(Data items)
------------------------
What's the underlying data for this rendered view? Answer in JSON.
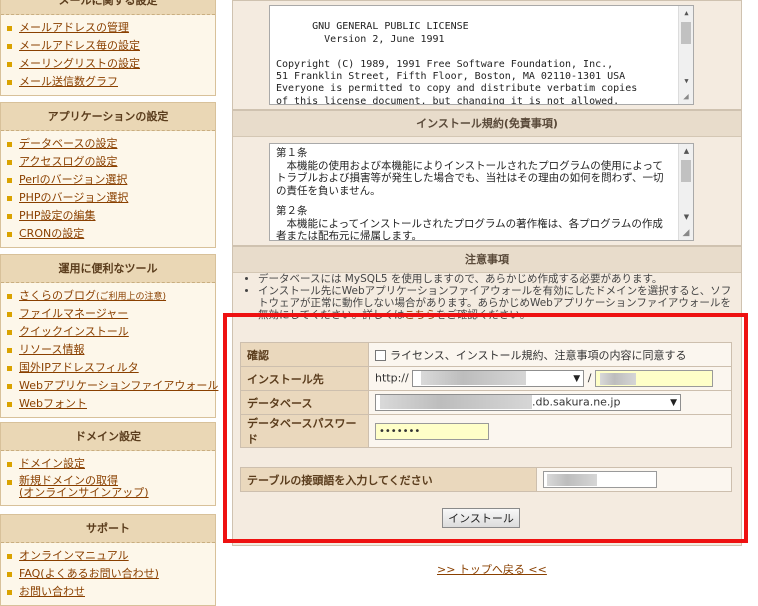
{
  "sidebar": {
    "groups": [
      {
        "title": "メールに関する設定",
        "items": [
          "メールアドレスの管理",
          "メールアドレス毎の設定",
          "メーリングリストの設定",
          "メール送信数グラフ"
        ]
      },
      {
        "title": "アプリケーションの設定",
        "items": [
          "データベースの設定",
          "アクセスログの設定",
          "Perlのバージョン選択",
          "PHPのバージョン選択",
          "PHP設定の編集",
          "CRONの設定"
        ]
      },
      {
        "title": "運用に便利なツール",
        "items": [
          "さくらのブログ",
          "ファイルマネージャー",
          "クイックインストール",
          "リソース情報",
          "国外IPアドレスフィルタ",
          "Webアプリケーションファイアウォール",
          "Webフォント"
        ],
        "blog_note": "(ご利用上の注意)"
      },
      {
        "title": "ドメイン設定",
        "items": [
          "ドメイン設定",
          "新規ドメインの取得",
          "(オンラインサインアップ)"
        ]
      },
      {
        "title": "サポート",
        "items": [
          "オンラインマニュアル",
          "FAQ(よくあるお問い合わせ)",
          "お問い合わせ"
        ]
      }
    ]
  },
  "license": {
    "text": "GNU GENERAL PUBLIC LICENSE\n        Version 2, June 1991\n\nCopyright (C) 1989, 1991 Free Software Foundation, Inc.,\n51 Franklin Street, Fifth Floor, Boston, MA 02110-1301 USA\nEveryone is permitted to copy and distribute verbatim copies\nof this license document, but changing it is not allowed."
  },
  "terms": {
    "title": "インストール規約(免責事項)",
    "text_1_head": "第１条",
    "text_1": "本機能の使用および本機能によりインストールされたプログラムの使用によってトラブルおよび損害等が発生した場合でも、当社はその理由の如何を問わず、一切の責任を負いません。",
    "text_2_head": "第２条",
    "text_2": "本機能によってインストールされたプログラムの著作権は、各プログラムの作成者または配布元に帰属します。"
  },
  "notes": {
    "title": "注意事項",
    "items": [
      "データベースには MySQL5 を使用しますので、あらかじめ作成する必要があります。",
      "インストール先にWebアプリケーションファイアウォールを有効にしたドメインを選択すると、ソフトウェアが正常に動作しない場合があります。あらかじめWebアプリケーションファイアウォールを無効にしてください。詳しくは"
    ],
    "link_text": "こちら",
    "link_suffix": "をご確認ください。"
  },
  "form": {
    "confirm_label": "確認",
    "confirm_text": "ライセンス、インストール規約、注意事項の内容に同意する",
    "dest_label": "インストール先",
    "dest_prefix": "http://",
    "dest_sep": "/",
    "db_label": "データベース",
    "db_suffix": ".db.sakura.ne.jp",
    "dbpass_label": "データベースパスワード",
    "dbpass_value": "•••••••",
    "prefix_label": "テーブルの接頭語を入力してください",
    "install_button": "インストール",
    "back_link": ">> トップへ戻る <<"
  },
  "colors": {
    "highlight": "#ee1111",
    "link": "#8a4000",
    "bullet": "#d9a200"
  }
}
------------------------
What needs to be done: Leaving all pictures aside, quote each record exactly.

Response to this task:
What's the underlying data for this rendered view? Answer in JSON.
{
  "sidebar": {
    "groups": [
      {
        "title": "メールに関する設定",
        "items": [
          "メールアドレスの管理",
          "メールアドレス毎の設定",
          "メーリングリストの設定",
          "メール送信数グラフ"
        ]
      },
      {
        "title": "アプリケーションの設定",
        "items": [
          "データベースの設定",
          "アクセスログの設定",
          "Perlのバージョン選択",
          "PHPのバージョン選択",
          "PHP設定の編集",
          "CRONの設定"
        ]
      },
      {
        "title": "運用に便利なツール",
        "items": [
          "さくらのブログ",
          "ファイルマネージャー",
          "クイックインストール",
          "リソース情報",
          "国外IPアドレスフィルタ",
          "Webアプリケーションファイアウォール",
          "Webフォント"
        ],
        "blog_note": "(ご利用上の注意)"
      },
      {
        "title": "ドメイン設定",
        "items": [
          "ドメイン設定",
          "新規ドメインの取得",
          "(オンラインサインアップ)"
        ]
      },
      {
        "title": "サポート",
        "items": [
          "オンラインマニュアル",
          "FAQ(よくあるお問い合わせ)",
          "お問い合わせ"
        ]
      }
    ]
  },
  "license": {
    "text": "GNU GENERAL PUBLIC LICENSE\n        Version 2, June 1991\n\nCopyright (C) 1989, 1991 Free Software Foundation, Inc.,\n51 Franklin Street, Fifth Floor, Boston, MA 02110-1301 USA\nEveryone is permitted to copy and distribute verbatim copies\nof this license document, but changing it is not allowed."
  },
  "terms": {
    "title": "インストール規約(免責事項)",
    "text_1_head": "第１条",
    "text_1": "本機能の使用および本機能によりインストールされたプログラムの使用によってトラブルおよび損害等が発生した場合でも、当社はその理由の如何を問わず、一切の責任を負いません。",
    "text_2_head": "第２条",
    "text_2": "本機能によってインストールされたプログラムの著作権は、各プログラムの作成者または配布元に帰属します。"
  },
  "notes": {
    "title": "注意事項",
    "items": [
      "データベースには MySQL5 を使用しますので、あらかじめ作成する必要があります。",
      "インストール先にWebアプリケーションファイアウォールを有効にしたドメインを選択すると、ソフトウェアが正常に動作しない場合があります。あらかじめWebアプリケーションファイアウォールを無効にしてください。詳しくは"
    ],
    "link_text": "こちら",
    "link_suffix": "をご確認ください。"
  },
  "form": {
    "confirm_label": "確認",
    "confirm_text": "ライセンス、インストール規約、注意事項の内容に同意する",
    "dest_label": "インストール先",
    "dest_prefix": "http://",
    "dest_sep": "/",
    "db_label": "データベース",
    "db_suffix": ".db.sakura.ne.jp",
    "dbpass_label": "データベースパスワード",
    "dbpass_value": "•••••••",
    "prefix_label": "テーブルの接頭語を入力してください",
    "install_button": "インストール",
    "back_link": ">> トップへ戻る <<"
  },
  "colors": {
    "highlight": "#ee1111",
    "link": "#8a4000",
    "bullet": "#d9a200"
  }
}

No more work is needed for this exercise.